(PROBLEM TO SOLVE): Work through the data below and give the number of lines holding "label", nothing more.

(ENTRIES PROVIDED):
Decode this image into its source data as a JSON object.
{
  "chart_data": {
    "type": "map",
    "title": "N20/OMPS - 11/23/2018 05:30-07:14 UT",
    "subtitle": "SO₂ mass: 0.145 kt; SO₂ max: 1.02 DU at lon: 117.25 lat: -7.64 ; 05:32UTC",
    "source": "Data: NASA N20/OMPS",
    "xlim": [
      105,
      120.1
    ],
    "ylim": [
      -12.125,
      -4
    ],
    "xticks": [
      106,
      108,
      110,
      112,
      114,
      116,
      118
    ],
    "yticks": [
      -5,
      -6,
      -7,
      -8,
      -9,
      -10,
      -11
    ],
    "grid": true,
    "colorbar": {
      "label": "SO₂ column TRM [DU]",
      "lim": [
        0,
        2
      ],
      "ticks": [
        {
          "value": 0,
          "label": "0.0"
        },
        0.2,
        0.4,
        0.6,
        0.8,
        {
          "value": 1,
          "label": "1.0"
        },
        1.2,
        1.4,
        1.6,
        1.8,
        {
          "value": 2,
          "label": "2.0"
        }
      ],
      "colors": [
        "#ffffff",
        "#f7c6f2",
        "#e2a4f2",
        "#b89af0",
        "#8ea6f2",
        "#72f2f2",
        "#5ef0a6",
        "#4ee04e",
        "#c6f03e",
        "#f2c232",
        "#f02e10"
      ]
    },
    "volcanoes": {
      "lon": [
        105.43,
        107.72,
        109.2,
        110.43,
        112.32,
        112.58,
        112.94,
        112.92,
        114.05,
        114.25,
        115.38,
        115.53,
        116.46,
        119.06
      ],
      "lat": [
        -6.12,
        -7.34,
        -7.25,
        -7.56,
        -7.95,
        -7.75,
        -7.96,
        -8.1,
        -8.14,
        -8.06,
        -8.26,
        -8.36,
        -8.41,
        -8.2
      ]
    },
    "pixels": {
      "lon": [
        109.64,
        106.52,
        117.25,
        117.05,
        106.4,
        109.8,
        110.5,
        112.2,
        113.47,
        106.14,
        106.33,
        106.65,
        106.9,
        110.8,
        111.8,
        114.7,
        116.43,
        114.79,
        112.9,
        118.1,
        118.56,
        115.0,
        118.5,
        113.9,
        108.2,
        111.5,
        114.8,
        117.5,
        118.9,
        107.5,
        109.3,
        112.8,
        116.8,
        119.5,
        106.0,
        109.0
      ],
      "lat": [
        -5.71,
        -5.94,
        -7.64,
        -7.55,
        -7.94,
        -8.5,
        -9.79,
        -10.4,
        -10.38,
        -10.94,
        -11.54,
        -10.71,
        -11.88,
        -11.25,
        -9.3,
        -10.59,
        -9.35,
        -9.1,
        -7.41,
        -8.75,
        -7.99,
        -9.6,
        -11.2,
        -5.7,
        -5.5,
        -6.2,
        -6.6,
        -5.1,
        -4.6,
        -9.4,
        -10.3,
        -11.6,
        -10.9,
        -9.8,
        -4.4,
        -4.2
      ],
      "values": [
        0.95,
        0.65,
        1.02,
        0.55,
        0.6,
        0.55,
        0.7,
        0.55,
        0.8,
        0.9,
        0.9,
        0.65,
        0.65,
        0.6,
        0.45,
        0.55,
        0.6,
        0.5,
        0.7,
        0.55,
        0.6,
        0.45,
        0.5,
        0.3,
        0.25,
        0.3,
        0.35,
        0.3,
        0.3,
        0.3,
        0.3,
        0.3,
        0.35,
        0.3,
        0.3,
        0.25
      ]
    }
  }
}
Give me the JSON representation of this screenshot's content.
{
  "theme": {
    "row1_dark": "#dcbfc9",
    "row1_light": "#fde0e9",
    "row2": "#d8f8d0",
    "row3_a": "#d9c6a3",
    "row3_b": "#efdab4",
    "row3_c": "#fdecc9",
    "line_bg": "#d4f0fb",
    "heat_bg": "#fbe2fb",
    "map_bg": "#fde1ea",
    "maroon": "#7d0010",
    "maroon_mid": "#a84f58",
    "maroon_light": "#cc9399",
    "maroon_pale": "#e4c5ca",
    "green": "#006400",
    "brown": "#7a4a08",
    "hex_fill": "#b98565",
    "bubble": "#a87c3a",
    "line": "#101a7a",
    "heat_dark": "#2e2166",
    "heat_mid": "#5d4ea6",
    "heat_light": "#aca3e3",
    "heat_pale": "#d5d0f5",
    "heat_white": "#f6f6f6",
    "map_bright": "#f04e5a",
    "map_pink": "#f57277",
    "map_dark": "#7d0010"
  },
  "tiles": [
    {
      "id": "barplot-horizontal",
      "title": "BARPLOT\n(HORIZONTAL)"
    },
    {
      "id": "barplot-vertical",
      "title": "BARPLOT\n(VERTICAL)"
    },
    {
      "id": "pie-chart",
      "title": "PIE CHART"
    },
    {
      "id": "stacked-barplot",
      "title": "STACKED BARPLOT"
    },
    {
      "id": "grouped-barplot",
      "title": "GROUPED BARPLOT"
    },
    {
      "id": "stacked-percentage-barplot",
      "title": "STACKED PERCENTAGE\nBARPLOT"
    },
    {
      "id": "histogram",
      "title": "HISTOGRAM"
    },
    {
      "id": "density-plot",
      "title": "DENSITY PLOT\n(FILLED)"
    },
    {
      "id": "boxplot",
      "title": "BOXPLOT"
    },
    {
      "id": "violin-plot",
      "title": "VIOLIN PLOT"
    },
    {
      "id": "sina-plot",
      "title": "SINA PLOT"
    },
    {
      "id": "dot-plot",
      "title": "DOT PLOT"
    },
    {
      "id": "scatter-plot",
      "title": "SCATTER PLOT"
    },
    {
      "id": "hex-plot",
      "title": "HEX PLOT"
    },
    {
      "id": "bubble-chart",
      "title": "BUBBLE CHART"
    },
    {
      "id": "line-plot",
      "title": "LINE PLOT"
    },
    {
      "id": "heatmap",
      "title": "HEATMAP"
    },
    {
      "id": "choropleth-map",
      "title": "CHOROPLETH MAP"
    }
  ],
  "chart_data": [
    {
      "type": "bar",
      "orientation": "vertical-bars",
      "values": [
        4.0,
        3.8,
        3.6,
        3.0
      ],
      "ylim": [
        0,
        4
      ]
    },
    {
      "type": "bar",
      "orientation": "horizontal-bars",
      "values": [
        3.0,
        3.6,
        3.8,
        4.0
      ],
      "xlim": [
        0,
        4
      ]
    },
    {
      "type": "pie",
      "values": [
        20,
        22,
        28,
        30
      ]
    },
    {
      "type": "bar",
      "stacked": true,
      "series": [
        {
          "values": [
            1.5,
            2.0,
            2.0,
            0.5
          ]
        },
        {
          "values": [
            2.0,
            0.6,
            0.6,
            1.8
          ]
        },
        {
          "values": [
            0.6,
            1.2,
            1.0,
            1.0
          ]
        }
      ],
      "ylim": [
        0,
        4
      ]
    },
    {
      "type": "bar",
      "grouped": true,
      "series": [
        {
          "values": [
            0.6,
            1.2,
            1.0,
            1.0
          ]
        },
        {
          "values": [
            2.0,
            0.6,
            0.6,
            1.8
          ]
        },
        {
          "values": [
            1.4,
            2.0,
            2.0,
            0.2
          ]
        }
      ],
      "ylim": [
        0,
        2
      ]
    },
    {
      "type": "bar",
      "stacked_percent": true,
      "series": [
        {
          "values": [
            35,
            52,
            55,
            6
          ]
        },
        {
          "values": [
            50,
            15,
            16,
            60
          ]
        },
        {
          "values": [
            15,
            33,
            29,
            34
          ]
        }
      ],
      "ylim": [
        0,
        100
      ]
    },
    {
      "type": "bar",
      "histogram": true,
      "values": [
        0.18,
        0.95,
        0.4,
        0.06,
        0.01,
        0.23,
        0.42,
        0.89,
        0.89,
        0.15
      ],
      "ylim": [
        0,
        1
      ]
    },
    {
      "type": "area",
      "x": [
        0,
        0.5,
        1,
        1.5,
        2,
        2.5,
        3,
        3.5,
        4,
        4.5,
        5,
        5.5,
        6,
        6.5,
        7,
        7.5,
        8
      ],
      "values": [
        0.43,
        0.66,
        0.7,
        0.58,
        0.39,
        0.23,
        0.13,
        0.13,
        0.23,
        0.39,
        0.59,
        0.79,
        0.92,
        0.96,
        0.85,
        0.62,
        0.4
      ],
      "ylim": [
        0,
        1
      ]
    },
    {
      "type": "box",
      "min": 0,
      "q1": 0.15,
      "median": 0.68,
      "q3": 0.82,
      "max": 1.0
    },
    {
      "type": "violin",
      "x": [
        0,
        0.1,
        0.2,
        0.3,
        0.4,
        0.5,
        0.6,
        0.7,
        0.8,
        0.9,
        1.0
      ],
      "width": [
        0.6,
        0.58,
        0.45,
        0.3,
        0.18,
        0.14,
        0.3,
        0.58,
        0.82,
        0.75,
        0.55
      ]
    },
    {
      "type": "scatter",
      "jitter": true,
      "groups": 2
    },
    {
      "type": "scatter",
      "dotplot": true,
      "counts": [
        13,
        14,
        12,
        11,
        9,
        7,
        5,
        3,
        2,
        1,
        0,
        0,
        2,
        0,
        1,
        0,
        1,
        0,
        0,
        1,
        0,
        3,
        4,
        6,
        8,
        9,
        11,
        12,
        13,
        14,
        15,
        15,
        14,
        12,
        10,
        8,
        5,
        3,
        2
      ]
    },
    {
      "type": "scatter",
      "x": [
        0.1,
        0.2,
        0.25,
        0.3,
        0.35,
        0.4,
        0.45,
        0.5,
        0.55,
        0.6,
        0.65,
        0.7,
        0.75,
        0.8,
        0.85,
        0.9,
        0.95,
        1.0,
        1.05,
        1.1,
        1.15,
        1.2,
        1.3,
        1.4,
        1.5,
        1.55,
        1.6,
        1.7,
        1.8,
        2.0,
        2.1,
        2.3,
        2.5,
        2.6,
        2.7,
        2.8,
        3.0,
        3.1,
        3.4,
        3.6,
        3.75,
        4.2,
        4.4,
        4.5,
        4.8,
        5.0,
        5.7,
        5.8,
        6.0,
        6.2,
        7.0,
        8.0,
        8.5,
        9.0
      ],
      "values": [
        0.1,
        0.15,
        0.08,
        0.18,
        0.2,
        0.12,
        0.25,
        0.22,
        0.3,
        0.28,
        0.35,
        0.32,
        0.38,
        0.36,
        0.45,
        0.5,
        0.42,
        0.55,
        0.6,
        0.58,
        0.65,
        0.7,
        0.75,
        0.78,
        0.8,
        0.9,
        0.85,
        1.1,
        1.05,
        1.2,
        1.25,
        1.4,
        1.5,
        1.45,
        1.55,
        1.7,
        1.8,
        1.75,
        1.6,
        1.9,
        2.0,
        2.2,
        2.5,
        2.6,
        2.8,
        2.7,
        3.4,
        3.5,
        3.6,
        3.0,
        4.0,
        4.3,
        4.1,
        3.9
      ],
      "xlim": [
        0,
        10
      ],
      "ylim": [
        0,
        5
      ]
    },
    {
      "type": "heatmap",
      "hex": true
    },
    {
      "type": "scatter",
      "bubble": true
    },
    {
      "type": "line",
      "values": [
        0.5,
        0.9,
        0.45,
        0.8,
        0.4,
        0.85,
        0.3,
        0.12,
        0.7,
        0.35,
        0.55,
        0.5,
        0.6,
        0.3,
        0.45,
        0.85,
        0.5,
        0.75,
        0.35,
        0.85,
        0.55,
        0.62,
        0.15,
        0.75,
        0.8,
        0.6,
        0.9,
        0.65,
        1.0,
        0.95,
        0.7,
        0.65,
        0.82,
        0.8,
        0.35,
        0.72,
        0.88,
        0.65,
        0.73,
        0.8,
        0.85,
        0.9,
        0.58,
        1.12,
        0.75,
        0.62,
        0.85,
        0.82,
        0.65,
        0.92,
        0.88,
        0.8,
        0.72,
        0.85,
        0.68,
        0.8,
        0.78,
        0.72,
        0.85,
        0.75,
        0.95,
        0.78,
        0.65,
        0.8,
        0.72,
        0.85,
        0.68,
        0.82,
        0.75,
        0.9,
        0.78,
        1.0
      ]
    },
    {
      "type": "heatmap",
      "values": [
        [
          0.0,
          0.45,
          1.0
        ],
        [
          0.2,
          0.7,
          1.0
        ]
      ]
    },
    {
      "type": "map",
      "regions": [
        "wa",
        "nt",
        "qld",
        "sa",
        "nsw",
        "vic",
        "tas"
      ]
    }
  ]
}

(SOLVED PROBLEM): 4